**Directive**: Output the material below unchanged, apart from leaving out the pictures.

Items from a data source
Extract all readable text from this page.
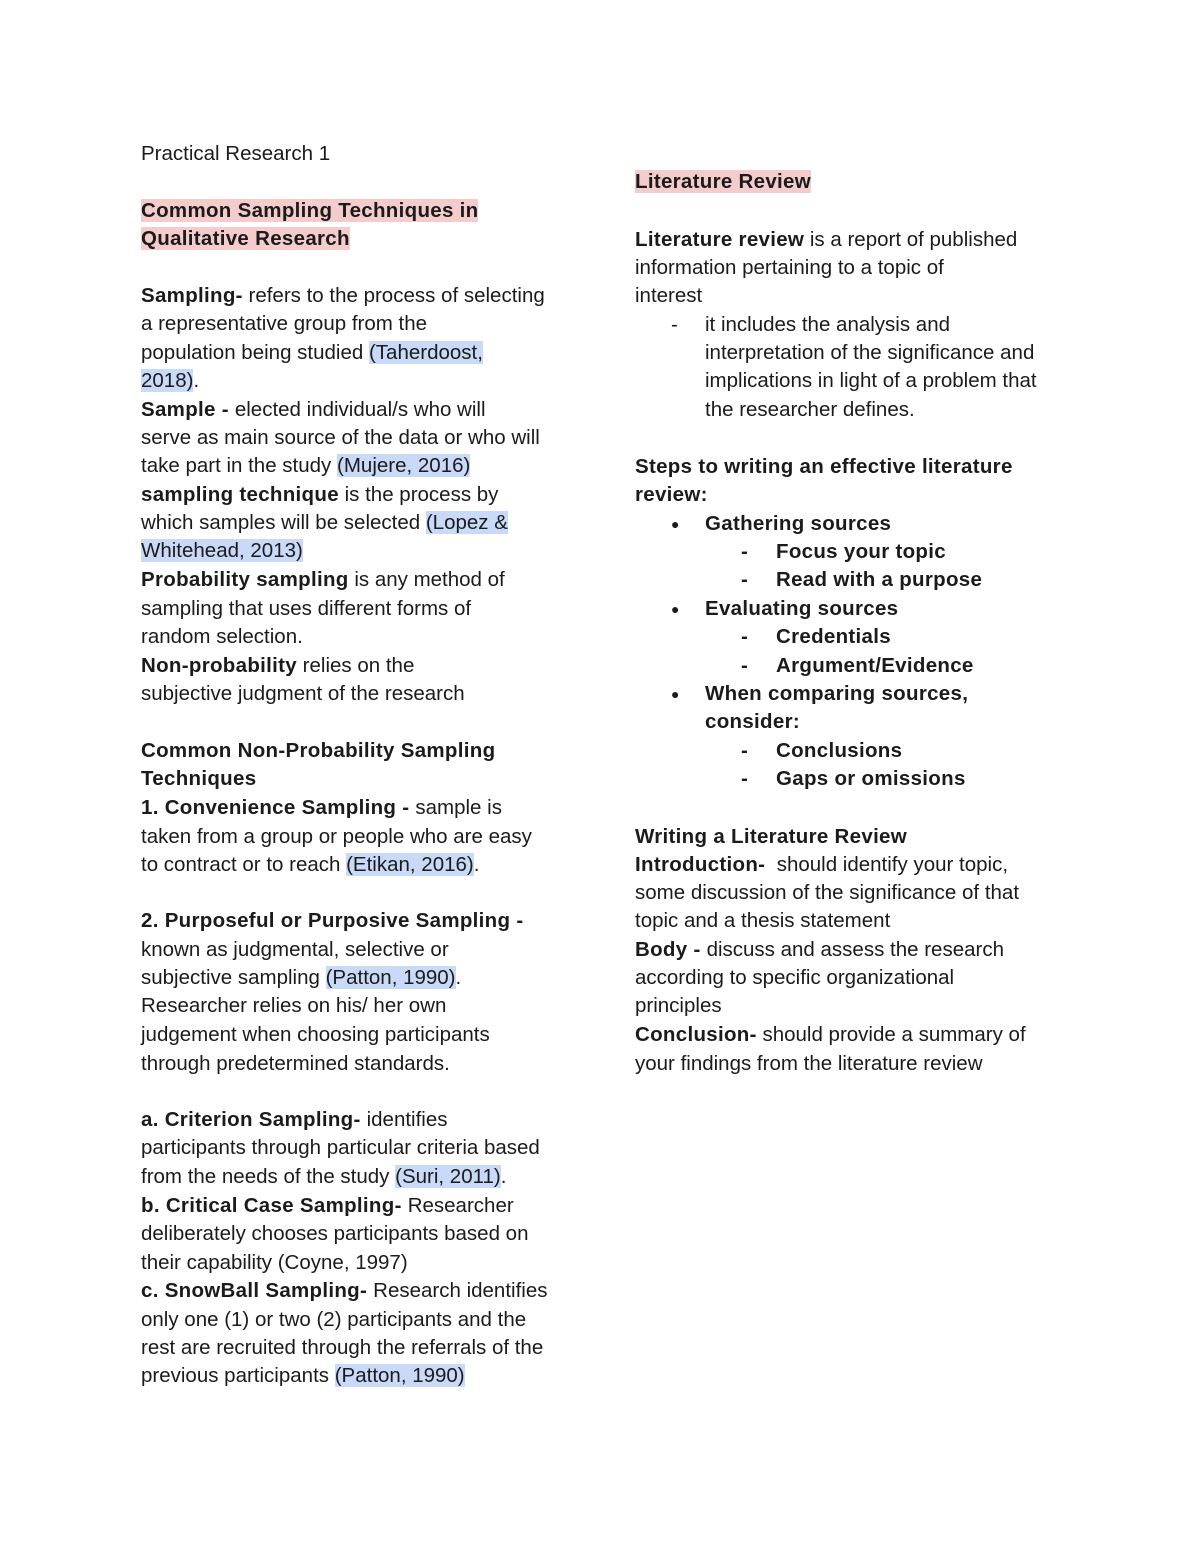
Practical Research 1
Common Sampling Techniques in
Qualitative Research
Sampling- refers to the process of selecting
a representative group from the
population being studied (Taherdoost,
2018).
Sample - elected individual/s who will
serve as main source of the data or who will
take part in the study (Mujere, 2016)
sampling technique is the process by
which samples will be selected (Lopez &
Whitehead, 2013)
Probability sampling is any method of
sampling that uses different forms of
random selection.
Non-probability relies on the
subjective judgment of the research
Common Non-Probability Sampling
Techniques
1. Convenience Sampling - sample is
taken from a group or people who are easy
to contract or to reach (Etikan, 2016).
2. Purposeful or Purposive Sampling -
known as judgmental, selective or
subjective sampling (Patton, 1990).
Researcher relies on his/ her own
judgement when choosing participants
through predetermined standards.
a. Criterion Sampling- identifies
participants through particular criteria based
from the needs of the study (Suri, 2011).
b. Critical Case Sampling- Researcher
deliberately chooses participants based on
their capability (Coyne, 1997)
c. SnowBall Sampling- Research identifies
only one (1) or two (2) participants and the
rest are recruited through the referrals of the
previous participants (Patton, 1990)
Literature Review
Literature review is a report of published
information pertaining to a topic of
interest
- it includes the analysis and
interpretation of the significance and
implications in light of a problem that
the researcher defines.
Steps to writing an effective literature
review:
● Gathering sources
- Focus your topic
- Read with a purpose
● Evaluating sources
- Credentials
- Argument/Evidence
● When comparing sources,
consider:
- Conclusions
- Gaps or omissions
Writing a Literature Review
Introduction-  should identify your topic,
some discussion of the significance of that
topic and a thesis statement
Body - discuss and assess the research
according to specific organizational
principles
Conclusion- should provide a summary of
your findings from the literature review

**Solution for this task**:
Extract all readable text from this page.
Practical Research 1
Common Sampling Techniques in
Qualitative Research
Sampling- refers to the process of selecting
a representative group from the
population being studied (Taherdoost,
2018).
Sample - elected individual/s who will
serve as main source of the data or who will
take part in the study (Mujere, 2016)
sampling technique is the process by
which samples will be selected (Lopez &
Whitehead, 2013)
Probability sampling is any method of
sampling that uses different forms of
random selection.
Non-probability relies on the
subjective judgment of the research
Common Non-Probability Sampling
Techniques
1. Convenience Sampling - sample is
taken from a group or people who are easy
to contract or to reach (Etikan, 2016).
2. Purposeful or Purposive Sampling -
known as judgmental, selective or
subjective sampling (Patton, 1990).
Researcher relies on his/ her own
judgement when choosing participants
through predetermined standards.
a. Criterion Sampling- identifies
participants through particular criteria based
from the needs of the study (Suri, 2011).
b. Critical Case Sampling- Researcher
deliberately chooses participants based on
their capability (Coyne, 1997)
c. SnowBall Sampling- Research identifies
only one (1) or two (2) participants and the
rest are recruited through the referrals of the
previous participants (Patton, 1990)
Literature Review
Literature review is a report of published
information pertaining to a topic of
interest
- it includes the analysis and
interpretation of the significance and
implications in light of a problem that
the researcher defines.
Steps to writing an effective literature
review:
● Gathering sources
- Focus your topic
- Read with a purpose
● Evaluating sources
- Credentials
- Argument/Evidence
● When comparing sources,
consider:
- Conclusions
- Gaps or omissions
Writing a Literature Review
Introduction-  should identify your topic,
some discussion of the significance of that
topic and a thesis statement
Body - discuss and assess the research
according to specific organizational
principles
Conclusion- should provide a summary of
your findings from the literature review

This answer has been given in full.